Short task:
Report the count of lines where the string "this" appears, and nothing else.

Recorded data:
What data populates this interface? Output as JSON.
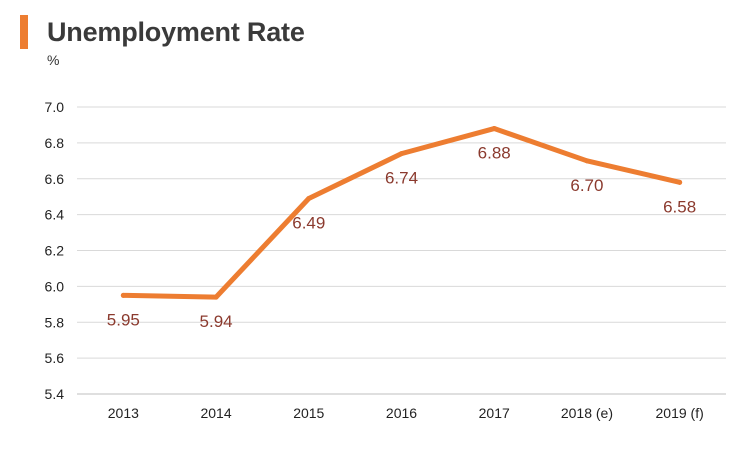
{
  "header": {
    "title": "Unemployment Rate",
    "unit": "%"
  },
  "colors": {
    "accent": "#ED7D31",
    "line": "#ED7D31",
    "label": "#8B3A2E",
    "grid": "#D9D9D9"
  },
  "chart_data": {
    "type": "line",
    "title": "Unemployment Rate",
    "ylabel": "%",
    "xlabel": "",
    "categories": [
      "2013",
      "2014",
      "2015",
      "2016",
      "2017",
      "2018 (e)",
      "2019 (f)"
    ],
    "series": [
      {
        "values": [
          5.95,
          5.94,
          6.49,
          6.74,
          6.88,
          6.7,
          6.58
        ]
      }
    ],
    "data_labels": [
      "5.95",
      "5.94",
      "6.49",
      "6.74",
      "6.88",
      "6.70",
      "6.58"
    ],
    "ylim": [
      5.4,
      7.0
    ],
    "yticks": [
      "5.4",
      "5.6",
      "5.8",
      "6.0",
      "6.2",
      "6.4",
      "6.6",
      "6.8",
      "7.0"
    ],
    "grid": true,
    "legend": "none"
  }
}
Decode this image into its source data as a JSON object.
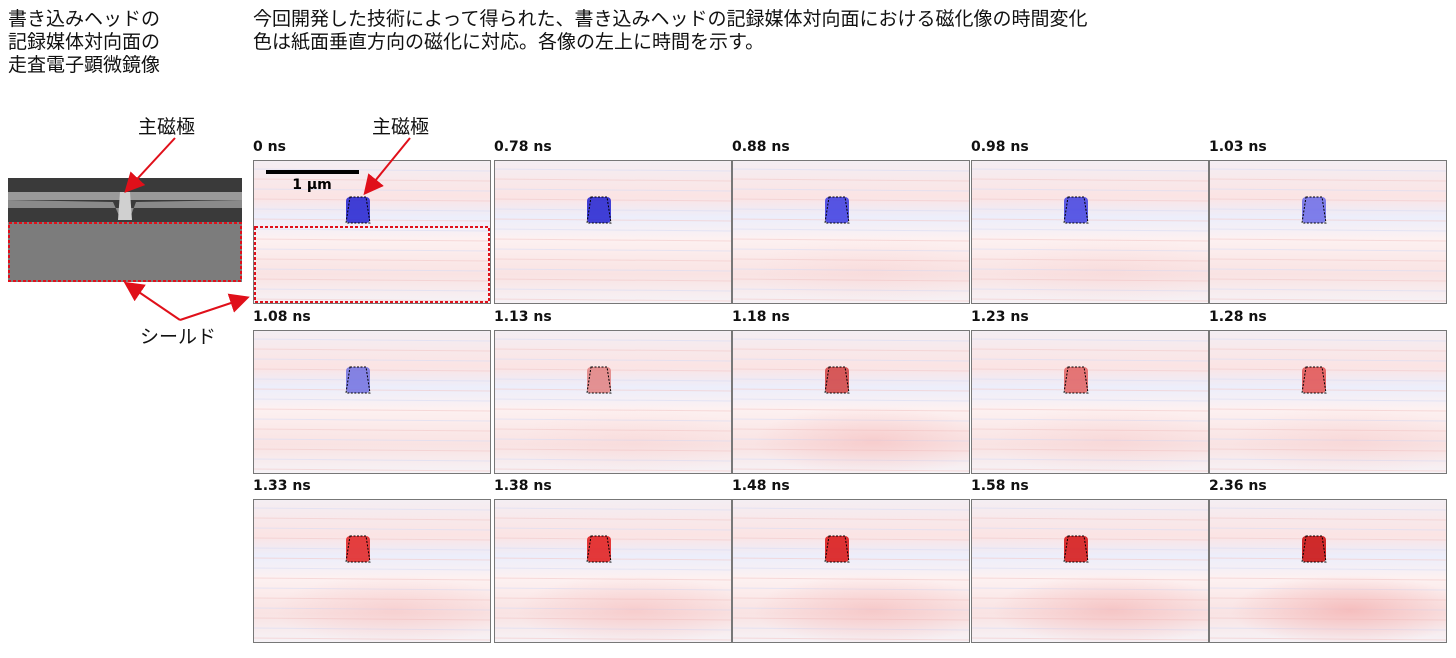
{
  "left_caption": [
    "書き込みヘッドの",
    "記録媒体対向面の",
    "走査電子顕微鏡像"
  ],
  "right_caption": [
    "今回開発した技術によって得られた、書き込みヘッドの記録媒体対向面における磁化像の時間変化",
    "色は紙面垂直方向の磁化に対応。各像の左上に時間を示す。"
  ],
  "labels": {
    "main_pole_left": "主磁極",
    "main_pole_right": "主磁極",
    "shield": "シールド"
  },
  "scale_bar": "1 µm",
  "panels": [
    {
      "time": "0 ns"
    },
    {
      "time": "0.78 ns"
    },
    {
      "time": "0.88 ns"
    },
    {
      "time": "0.98 ns"
    },
    {
      "time": "1.03 ns"
    },
    {
      "time": "1.08 ns"
    },
    {
      "time": "1.13 ns"
    },
    {
      "time": "1.18 ns"
    },
    {
      "time": "1.23 ns"
    },
    {
      "time": "1.28 ns"
    },
    {
      "time": "1.33 ns"
    },
    {
      "time": "1.38 ns"
    },
    {
      "time": "1.48 ns"
    },
    {
      "time": "1.58 ns"
    },
    {
      "time": "2.36 ns"
    }
  ]
}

Full answer:
2